* [Set problem] Which lines below hold the word "verified"? Report each one.

* [Data shown]
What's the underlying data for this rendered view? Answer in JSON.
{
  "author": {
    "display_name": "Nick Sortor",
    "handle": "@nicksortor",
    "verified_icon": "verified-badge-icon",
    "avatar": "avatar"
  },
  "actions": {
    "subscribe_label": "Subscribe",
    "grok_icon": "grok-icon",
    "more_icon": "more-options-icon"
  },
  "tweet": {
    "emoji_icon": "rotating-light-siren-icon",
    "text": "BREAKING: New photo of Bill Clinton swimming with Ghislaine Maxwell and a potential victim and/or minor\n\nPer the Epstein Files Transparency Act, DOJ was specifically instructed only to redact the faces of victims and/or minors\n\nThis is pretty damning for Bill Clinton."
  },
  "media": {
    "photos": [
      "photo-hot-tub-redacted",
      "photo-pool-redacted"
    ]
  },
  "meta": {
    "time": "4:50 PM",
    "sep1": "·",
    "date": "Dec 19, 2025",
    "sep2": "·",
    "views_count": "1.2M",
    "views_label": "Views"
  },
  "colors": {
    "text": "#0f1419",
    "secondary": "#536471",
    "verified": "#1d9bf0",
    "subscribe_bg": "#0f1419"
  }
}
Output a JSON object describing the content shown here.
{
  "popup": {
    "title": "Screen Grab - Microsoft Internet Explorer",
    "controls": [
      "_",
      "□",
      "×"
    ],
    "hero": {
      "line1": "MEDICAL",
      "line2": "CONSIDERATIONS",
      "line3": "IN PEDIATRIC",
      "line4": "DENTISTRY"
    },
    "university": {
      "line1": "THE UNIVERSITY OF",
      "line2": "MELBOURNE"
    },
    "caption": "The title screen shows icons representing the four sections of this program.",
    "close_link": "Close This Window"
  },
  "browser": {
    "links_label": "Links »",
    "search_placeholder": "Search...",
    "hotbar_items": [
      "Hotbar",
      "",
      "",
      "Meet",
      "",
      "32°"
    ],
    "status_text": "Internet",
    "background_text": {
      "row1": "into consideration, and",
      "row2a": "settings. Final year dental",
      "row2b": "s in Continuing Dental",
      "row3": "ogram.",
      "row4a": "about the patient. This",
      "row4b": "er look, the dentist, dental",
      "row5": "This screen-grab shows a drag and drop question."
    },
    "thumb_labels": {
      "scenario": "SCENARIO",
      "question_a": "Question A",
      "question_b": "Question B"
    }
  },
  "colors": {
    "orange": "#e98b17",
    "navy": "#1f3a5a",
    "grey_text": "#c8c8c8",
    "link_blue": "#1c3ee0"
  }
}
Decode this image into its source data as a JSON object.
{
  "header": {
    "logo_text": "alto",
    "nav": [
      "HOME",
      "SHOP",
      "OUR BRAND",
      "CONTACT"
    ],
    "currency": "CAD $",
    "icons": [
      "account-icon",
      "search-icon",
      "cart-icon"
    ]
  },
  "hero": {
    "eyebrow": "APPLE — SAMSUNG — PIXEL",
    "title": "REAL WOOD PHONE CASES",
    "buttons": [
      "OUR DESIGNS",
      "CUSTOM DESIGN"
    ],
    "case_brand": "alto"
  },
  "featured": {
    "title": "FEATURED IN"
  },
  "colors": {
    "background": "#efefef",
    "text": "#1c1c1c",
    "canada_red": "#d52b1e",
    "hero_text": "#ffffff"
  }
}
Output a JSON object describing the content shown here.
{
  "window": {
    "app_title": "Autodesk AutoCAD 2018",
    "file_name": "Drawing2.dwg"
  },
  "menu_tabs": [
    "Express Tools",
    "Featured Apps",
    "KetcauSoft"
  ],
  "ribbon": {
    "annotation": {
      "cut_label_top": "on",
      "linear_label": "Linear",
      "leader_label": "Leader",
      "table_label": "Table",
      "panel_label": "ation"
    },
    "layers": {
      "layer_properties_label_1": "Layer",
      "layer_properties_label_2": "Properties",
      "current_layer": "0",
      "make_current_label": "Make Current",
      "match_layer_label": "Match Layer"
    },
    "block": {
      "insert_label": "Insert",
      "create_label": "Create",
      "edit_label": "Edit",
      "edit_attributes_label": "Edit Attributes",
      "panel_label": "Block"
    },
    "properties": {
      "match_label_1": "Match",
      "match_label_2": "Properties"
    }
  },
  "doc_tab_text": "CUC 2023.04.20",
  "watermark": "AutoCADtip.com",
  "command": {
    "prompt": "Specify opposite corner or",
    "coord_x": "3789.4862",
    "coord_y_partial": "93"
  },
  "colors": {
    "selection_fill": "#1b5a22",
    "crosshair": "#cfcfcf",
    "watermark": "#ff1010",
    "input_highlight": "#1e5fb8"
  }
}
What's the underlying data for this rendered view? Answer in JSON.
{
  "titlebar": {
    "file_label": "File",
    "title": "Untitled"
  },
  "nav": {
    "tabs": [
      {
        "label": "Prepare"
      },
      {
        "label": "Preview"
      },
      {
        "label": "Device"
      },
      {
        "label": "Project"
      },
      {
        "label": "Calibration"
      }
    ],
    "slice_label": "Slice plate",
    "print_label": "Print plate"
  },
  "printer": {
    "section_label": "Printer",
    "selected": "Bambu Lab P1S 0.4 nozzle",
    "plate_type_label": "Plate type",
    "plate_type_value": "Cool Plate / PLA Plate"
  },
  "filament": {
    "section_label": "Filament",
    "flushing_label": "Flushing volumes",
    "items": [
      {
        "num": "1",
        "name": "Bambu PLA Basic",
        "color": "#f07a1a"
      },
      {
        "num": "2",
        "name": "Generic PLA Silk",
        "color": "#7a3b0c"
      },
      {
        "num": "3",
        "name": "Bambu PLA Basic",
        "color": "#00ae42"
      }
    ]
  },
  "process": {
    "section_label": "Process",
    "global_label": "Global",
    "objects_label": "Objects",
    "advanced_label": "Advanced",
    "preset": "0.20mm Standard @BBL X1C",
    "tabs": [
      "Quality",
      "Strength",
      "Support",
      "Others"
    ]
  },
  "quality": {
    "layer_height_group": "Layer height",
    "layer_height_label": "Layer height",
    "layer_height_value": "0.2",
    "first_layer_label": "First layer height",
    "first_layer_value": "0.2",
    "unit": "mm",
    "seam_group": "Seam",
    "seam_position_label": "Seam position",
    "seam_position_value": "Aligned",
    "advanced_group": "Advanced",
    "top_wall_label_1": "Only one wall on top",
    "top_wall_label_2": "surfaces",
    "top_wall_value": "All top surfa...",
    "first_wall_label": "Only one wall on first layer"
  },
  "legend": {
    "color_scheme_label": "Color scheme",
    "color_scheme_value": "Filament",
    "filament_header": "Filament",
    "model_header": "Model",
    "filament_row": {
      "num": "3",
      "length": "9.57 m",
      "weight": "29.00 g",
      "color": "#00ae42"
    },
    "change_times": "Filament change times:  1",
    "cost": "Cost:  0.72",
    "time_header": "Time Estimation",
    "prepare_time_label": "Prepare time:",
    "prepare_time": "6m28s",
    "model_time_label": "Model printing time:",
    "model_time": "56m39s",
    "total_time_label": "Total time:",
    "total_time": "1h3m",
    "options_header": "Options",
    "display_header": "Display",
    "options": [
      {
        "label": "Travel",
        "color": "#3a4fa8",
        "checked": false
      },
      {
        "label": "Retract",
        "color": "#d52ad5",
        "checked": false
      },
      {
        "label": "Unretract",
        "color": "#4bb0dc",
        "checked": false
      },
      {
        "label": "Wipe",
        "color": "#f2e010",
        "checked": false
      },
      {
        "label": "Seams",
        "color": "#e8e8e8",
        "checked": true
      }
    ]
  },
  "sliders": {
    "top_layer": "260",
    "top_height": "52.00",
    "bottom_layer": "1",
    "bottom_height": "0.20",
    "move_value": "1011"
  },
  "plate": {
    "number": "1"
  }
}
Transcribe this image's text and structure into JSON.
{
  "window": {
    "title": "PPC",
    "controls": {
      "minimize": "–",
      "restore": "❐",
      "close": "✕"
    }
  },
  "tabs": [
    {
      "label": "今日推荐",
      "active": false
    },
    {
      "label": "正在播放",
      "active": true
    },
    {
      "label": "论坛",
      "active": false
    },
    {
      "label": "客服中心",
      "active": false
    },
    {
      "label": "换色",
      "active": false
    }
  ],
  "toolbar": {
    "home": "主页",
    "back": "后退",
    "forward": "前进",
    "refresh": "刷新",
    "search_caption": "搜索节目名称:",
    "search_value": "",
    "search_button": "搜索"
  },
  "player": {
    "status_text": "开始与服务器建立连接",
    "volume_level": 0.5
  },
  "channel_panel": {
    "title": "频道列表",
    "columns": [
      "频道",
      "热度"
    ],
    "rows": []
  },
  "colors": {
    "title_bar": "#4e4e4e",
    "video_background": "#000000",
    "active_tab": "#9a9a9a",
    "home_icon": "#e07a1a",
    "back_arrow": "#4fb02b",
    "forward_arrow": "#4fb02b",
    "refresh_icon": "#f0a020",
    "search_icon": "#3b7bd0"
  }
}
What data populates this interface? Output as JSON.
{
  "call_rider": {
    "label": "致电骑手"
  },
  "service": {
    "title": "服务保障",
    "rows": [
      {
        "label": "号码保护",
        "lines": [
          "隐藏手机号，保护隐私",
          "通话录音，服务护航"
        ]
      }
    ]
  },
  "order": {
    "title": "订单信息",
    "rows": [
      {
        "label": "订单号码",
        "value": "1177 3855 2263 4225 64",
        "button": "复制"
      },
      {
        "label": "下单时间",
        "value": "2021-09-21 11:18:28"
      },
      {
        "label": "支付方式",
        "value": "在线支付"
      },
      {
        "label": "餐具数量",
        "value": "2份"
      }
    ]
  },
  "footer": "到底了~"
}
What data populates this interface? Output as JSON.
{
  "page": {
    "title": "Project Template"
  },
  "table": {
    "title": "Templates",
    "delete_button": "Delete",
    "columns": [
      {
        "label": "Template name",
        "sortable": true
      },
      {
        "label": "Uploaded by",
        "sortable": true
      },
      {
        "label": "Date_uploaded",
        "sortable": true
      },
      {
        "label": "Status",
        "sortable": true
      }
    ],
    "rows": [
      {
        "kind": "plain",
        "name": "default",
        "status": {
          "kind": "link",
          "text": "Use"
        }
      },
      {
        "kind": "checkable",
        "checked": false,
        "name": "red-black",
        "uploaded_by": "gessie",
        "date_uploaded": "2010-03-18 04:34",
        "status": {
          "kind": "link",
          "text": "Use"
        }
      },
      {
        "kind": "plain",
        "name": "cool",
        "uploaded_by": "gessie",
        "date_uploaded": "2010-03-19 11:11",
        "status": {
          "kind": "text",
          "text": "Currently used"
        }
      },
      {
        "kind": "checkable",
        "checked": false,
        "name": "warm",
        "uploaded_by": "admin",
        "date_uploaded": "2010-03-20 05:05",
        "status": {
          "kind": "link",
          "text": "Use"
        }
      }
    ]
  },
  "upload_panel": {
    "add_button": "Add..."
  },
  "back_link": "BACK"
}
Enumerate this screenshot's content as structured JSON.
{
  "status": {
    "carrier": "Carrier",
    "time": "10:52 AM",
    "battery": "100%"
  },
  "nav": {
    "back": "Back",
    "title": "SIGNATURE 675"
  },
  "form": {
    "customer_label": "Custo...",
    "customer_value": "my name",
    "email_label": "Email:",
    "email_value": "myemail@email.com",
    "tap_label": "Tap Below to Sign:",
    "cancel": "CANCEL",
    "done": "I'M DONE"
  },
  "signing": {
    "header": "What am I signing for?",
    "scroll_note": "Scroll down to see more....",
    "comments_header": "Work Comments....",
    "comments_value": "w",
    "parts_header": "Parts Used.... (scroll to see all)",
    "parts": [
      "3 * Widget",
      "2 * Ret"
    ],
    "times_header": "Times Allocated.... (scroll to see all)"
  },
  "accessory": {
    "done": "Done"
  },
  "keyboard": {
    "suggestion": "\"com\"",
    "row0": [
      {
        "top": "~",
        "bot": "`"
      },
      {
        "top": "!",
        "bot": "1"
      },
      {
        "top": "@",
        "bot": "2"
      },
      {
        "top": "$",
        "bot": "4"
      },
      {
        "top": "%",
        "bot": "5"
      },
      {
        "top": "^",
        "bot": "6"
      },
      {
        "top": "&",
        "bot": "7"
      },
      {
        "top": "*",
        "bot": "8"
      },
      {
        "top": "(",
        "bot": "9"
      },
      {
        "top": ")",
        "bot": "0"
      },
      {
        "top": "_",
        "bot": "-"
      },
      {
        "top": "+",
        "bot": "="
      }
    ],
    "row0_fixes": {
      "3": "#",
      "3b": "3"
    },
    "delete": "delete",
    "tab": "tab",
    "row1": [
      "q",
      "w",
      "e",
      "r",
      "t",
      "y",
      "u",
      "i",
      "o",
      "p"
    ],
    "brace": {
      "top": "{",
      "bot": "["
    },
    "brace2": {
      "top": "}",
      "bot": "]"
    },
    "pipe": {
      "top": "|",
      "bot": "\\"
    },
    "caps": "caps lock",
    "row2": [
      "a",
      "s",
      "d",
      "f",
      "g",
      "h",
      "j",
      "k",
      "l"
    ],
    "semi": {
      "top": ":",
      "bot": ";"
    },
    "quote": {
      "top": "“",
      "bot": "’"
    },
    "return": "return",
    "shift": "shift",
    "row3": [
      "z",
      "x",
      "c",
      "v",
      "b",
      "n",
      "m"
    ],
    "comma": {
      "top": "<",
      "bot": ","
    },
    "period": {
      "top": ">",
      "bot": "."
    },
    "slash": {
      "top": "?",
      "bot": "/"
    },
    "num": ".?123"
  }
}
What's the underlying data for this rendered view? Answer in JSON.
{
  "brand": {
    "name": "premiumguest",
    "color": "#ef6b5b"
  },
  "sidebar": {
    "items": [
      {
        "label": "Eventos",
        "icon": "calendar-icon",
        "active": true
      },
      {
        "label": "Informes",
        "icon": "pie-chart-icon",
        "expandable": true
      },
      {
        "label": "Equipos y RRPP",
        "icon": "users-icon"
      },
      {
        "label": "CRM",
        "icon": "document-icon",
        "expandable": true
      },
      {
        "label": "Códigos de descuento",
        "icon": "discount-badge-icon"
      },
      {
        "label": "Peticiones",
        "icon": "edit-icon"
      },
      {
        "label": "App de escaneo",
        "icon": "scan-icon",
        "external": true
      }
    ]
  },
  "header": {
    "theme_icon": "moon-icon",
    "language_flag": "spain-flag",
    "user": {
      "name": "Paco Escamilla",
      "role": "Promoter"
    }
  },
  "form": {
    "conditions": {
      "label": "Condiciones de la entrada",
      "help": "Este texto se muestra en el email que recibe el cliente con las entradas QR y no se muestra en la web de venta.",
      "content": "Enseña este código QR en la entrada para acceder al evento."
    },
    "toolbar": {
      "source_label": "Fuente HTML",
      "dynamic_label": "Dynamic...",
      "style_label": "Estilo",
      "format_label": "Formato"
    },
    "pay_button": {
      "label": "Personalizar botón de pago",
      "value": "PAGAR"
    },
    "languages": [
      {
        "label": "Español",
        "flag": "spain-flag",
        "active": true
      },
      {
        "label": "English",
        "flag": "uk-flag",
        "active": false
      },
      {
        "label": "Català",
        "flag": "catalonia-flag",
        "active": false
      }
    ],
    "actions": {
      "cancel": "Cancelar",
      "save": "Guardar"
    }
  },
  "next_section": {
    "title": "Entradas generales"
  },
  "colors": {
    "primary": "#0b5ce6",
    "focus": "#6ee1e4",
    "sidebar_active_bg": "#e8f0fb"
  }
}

* [Full answer]
    "verified_icon": "verified-badge-icon",
    "verified": "#1d9bf0",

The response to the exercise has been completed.